## [JOB]
Your copy of the material below should match it exactly, except that it holds no pictures.
== STORED DATA ==
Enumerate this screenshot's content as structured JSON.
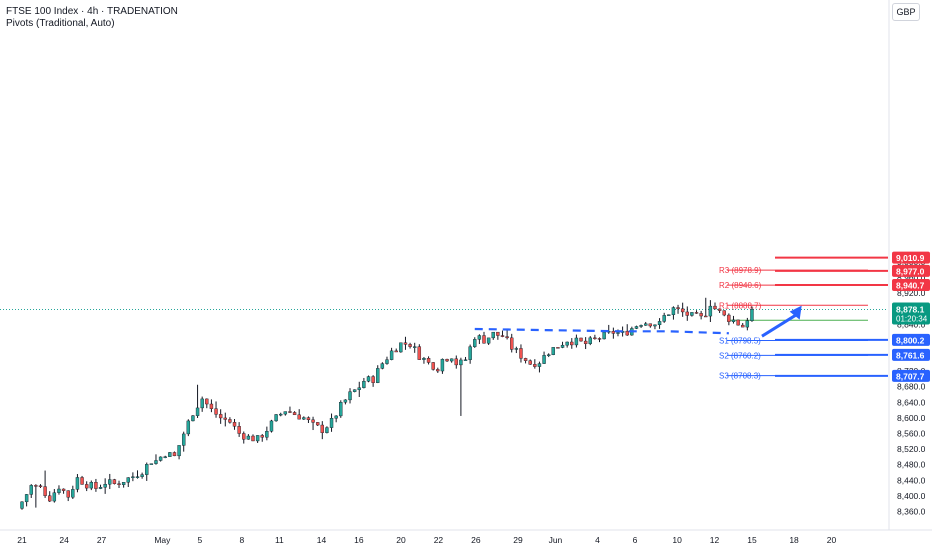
{
  "header": {
    "title": "FTSE 100 Index · 4h · TRADENATION",
    "indicator": "Pivots (Traditional, Auto)"
  },
  "currency": "GBP",
  "colors": {
    "up": "#26a69a",
    "down": "#ef5350",
    "wick": "#131722",
    "resistance": "#f23645",
    "support": "#2962ff",
    "pivot": "#4caf50",
    "price": "#089981",
    "dotted": "#26a69a"
  },
  "chart_data": {
    "type": "candlestick",
    "y_range": [
      8340,
      9020
    ],
    "y_ticks": [
      {
        "value": 9000,
        "label": "9,000.0"
      },
      {
        "value": 8960,
        "label": "8,960.0"
      },
      {
        "value": 8920,
        "label": "8,920.0"
      },
      {
        "value": 8880,
        "label": "8,880.0"
      },
      {
        "value": 8840,
        "label": "8,840.0"
      },
      {
        "value": 8800,
        "label": "8,800.0"
      },
      {
        "value": 8760,
        "label": "8,760.0"
      },
      {
        "value": 8720,
        "label": "8,720.0"
      },
      {
        "value": 8680,
        "label": "8,680.0"
      },
      {
        "value": 8640,
        "label": "8,640.0"
      },
      {
        "value": 8600,
        "label": "8,600.0"
      },
      {
        "value": 8560,
        "label": "8,560.0"
      },
      {
        "value": 8520,
        "label": "8,520.0"
      },
      {
        "value": 8480,
        "label": "8,480.0"
      },
      {
        "value": 8440,
        "label": "8,440.0"
      },
      {
        "value": 8400,
        "label": "8,400.0"
      },
      {
        "value": 8360,
        "label": "8,360.0"
      }
    ],
    "x_range": [
      0,
      184
    ],
    "x_labels": [
      {
        "label": "21",
        "x": 0
      },
      {
        "label": "24",
        "x": 9
      },
      {
        "label": "27",
        "x": 17
      },
      {
        "label": "May",
        "x": 30
      },
      {
        "label": "5",
        "x": 38
      },
      {
        "label": "8",
        "x": 47
      },
      {
        "label": "11",
        "x": 55
      },
      {
        "label": "14",
        "x": 64
      },
      {
        "label": "16",
        "x": 72
      },
      {
        "label": "20",
        "x": 81
      },
      {
        "label": "22",
        "x": 89
      },
      {
        "label": "26",
        "x": 97
      },
      {
        "label": "29",
        "x": 106
      },
      {
        "label": "Jun",
        "x": 114
      },
      {
        "label": "4",
        "x": 123
      },
      {
        "label": "6",
        "x": 131
      },
      {
        "label": "10",
        "x": 140
      },
      {
        "label": "12",
        "x": 148
      },
      {
        "label": "15",
        "x": 156
      },
      {
        "label": "18",
        "x": 165
      },
      {
        "label": "20",
        "x": 173
      }
    ],
    "pivots": [
      {
        "label": "R3 (8978.9)",
        "value": 8978.9,
        "kind": "resistance"
      },
      {
        "label": "R2 (8940.6)",
        "value": 8940.6,
        "kind": "resistance"
      },
      {
        "label": "R1 (8888.7)",
        "value": 8888.7,
        "kind": "resistance"
      },
      {
        "label": "P",
        "value": 8850.4,
        "kind": "pivot"
      },
      {
        "label": "S1 (8798.5)",
        "value": 8798.5,
        "kind": "support"
      },
      {
        "label": "S2 (8760.2)",
        "value": 8760.2,
        "kind": "support"
      },
      {
        "label": "S3 (8708.3)",
        "value": 8708.3,
        "kind": "support"
      }
    ],
    "price_tags": [
      {
        "label": "9,010.9",
        "value": 9010.9,
        "kind": "resistance"
      },
      {
        "label": "8,977.0",
        "value": 8977.0,
        "kind": "resistance"
      },
      {
        "label": "8,940.7",
        "value": 8940.7,
        "kind": "resistance"
      },
      {
        "label": "8,800.2",
        "value": 8800.2,
        "kind": "support"
      },
      {
        "label": "8,761.6",
        "value": 8761.6,
        "kind": "support"
      },
      {
        "label": "8,707.7",
        "value": 8707.7,
        "kind": "support"
      }
    ],
    "last_price": {
      "label": "8,878.1",
      "value": 8878.1,
      "countdown": "01:20:34"
    },
    "drawn_lines": [
      {
        "name": "resistance-ray-9010",
        "x1": 153,
        "y1": 9010.9,
        "x2": 184,
        "y2": 9010.9,
        "kind": "resistance"
      },
      {
        "name": "resistance-ray-8977",
        "x1": 153,
        "y1": 8977.0,
        "x2": 184,
        "y2": 8977.0,
        "kind": "resistance"
      },
      {
        "name": "resistance-ray-8940",
        "x1": 153,
        "y1": 8940.7,
        "x2": 184,
        "y2": 8940.7,
        "kind": "resistance"
      },
      {
        "name": "support-ray-8800",
        "x1": 153,
        "y1": 8800.2,
        "x2": 184,
        "y2": 8800.2,
        "kind": "support"
      },
      {
        "name": "support-ray-8761",
        "x1": 153,
        "y1": 8761.6,
        "x2": 184,
        "y2": 8761.6,
        "kind": "support"
      },
      {
        "name": "support-ray-8707",
        "x1": 153,
        "y1": 8707.7,
        "x2": 184,
        "y2": 8707.7,
        "kind": "support"
      }
    ],
    "dashed_trendline": [
      [
        98,
        8828
      ],
      [
        130,
        8822
      ],
      [
        140,
        8822
      ],
      [
        153,
        8817
      ]
    ],
    "arrow": {
      "from": [
        158,
        8830
      ],
      "to": [
        164,
        8888
      ]
    },
    "candles": []
  }
}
===
## [IN RESPONSE]
Enumerate this screenshot's content as structured JSON.
{
  "header": {
    "title": "FTSE 100 Index · 4h · TRADENATION",
    "indicator": "Pivots (Traditional, Auto)"
  },
  "currency": "GBP",
  "colors": {
    "up": "#26a69a",
    "down": "#ef5350",
    "wick": "#131722",
    "resistance": "#f23645",
    "support": "#2962ff",
    "pivot": "#4caf50",
    "price": "#089981",
    "dotted": "#26a69a"
  },
  "chart_data": {
    "type": "candlestick",
    "y_range": [
      8340,
      9020
    ],
    "y_ticks": [
      {
        "value": 9000,
        "label": "9,000.0"
      },
      {
        "value": 8960,
        "label": "8,960.0"
      },
      {
        "value": 8920,
        "label": "8,920.0"
      },
      {
        "value": 8880,
        "label": "8,880.0"
      },
      {
        "value": 8840,
        "label": "8,840.0"
      },
      {
        "value": 8800,
        "label": "8,800.0"
      },
      {
        "value": 8760,
        "label": "8,760.0"
      },
      {
        "value": 8720,
        "label": "8,720.0"
      },
      {
        "value": 8680,
        "label": "8,680.0"
      },
      {
        "value": 8640,
        "label": "8,640.0"
      },
      {
        "value": 8600,
        "label": "8,600.0"
      },
      {
        "value": 8560,
        "label": "8,560.0"
      },
      {
        "value": 8520,
        "label": "8,520.0"
      },
      {
        "value": 8480,
        "label": "8,480.0"
      },
      {
        "value": 8440,
        "label": "8,440.0"
      },
      {
        "value": 8400,
        "label": "8,400.0"
      },
      {
        "value": 8360,
        "label": "8,360.0"
      }
    ],
    "x_range": [
      0,
      184
    ],
    "x_labels": [
      {
        "label": "21",
        "x": 0
      },
      {
        "label": "24",
        "x": 9
      },
      {
        "label": "27",
        "x": 17
      },
      {
        "label": "May",
        "x": 30
      },
      {
        "label": "5",
        "x": 38
      },
      {
        "label": "8",
        "x": 47
      },
      {
        "label": "11",
        "x": 55
      },
      {
        "label": "14",
        "x": 64
      },
      {
        "label": "16",
        "x": 72
      },
      {
        "label": "20",
        "x": 81
      },
      {
        "label": "22",
        "x": 89
      },
      {
        "label": "26",
        "x": 97
      },
      {
        "label": "29",
        "x": 106
      },
      {
        "label": "Jun",
        "x": 114
      },
      {
        "label": "4",
        "x": 123
      },
      {
        "label": "6",
        "x": 131
      },
      {
        "label": "10",
        "x": 140
      },
      {
        "label": "12",
        "x": 148
      },
      {
        "label": "15",
        "x": 156
      },
      {
        "label": "18",
        "x": 165
      },
      {
        "label": "20",
        "x": 173
      }
    ],
    "pivots": [
      {
        "label": "R3 (8978.9)",
        "value": 8978.9,
        "kind": "resistance"
      },
      {
        "label": "R2 (8940.6)",
        "value": 8940.6,
        "kind": "resistance"
      },
      {
        "label": "R1 (8888.7)",
        "value": 8888.7,
        "kind": "resistance"
      },
      {
        "label": "P",
        "value": 8850.4,
        "kind": "pivot"
      },
      {
        "label": "S1 (8798.5)",
        "value": 8798.5,
        "kind": "support"
      },
      {
        "label": "S2 (8760.2)",
        "value": 8760.2,
        "kind": "support"
      },
      {
        "label": "S3 (8708.3)",
        "value": 8708.3,
        "kind": "support"
      }
    ],
    "price_tags": [
      {
        "label": "9,010.9",
        "value": 9010.9,
        "kind": "resistance"
      },
      {
        "label": "8,977.0",
        "value": 8977.0,
        "kind": "resistance"
      },
      {
        "label": "8,940.7",
        "value": 8940.7,
        "kind": "resistance"
      },
      {
        "label": "8,800.2",
        "value": 8800.2,
        "kind": "support"
      },
      {
        "label": "8,761.6",
        "value": 8761.6,
        "kind": "support"
      },
      {
        "label": "8,707.7",
        "value": 8707.7,
        "kind": "support"
      }
    ],
    "last_price": {
      "label": "8,878.1",
      "value": 8878.1,
      "countdown": "01:20:34"
    },
    "drawn_lines": [
      {
        "name": "resistance-ray-9010",
        "x1": 153,
        "y1": 9010.9,
        "x2": 184,
        "y2": 9010.9,
        "kind": "resistance"
      },
      {
        "name": "resistance-ray-8977",
        "x1": 153,
        "y1": 8977.0,
        "x2": 184,
        "y2": 8977.0,
        "kind": "resistance"
      },
      {
        "name": "resistance-ray-8940",
        "x1": 153,
        "y1": 8940.7,
        "x2": 184,
        "y2": 8940.7,
        "kind": "resistance"
      },
      {
        "name": "support-ray-8800",
        "x1": 153,
        "y1": 8800.2,
        "x2": 184,
        "y2": 8800.2,
        "kind": "support"
      },
      {
        "name": "support-ray-8761",
        "x1": 153,
        "y1": 8761.6,
        "x2": 184,
        "y2": 8761.6,
        "kind": "support"
      },
      {
        "name": "support-ray-8707",
        "x1": 153,
        "y1": 8707.7,
        "x2": 184,
        "y2": 8707.7,
        "kind": "support"
      }
    ],
    "dashed_trendline": [
      [
        98,
        8828
      ],
      [
        130,
        8822
      ],
      [
        140,
        8822
      ],
      [
        153,
        8817
      ]
    ],
    "arrow": {
      "from": [
        158,
        8830
      ],
      "to": [
        164,
        8888
      ]
    },
    "candles": []
  }
}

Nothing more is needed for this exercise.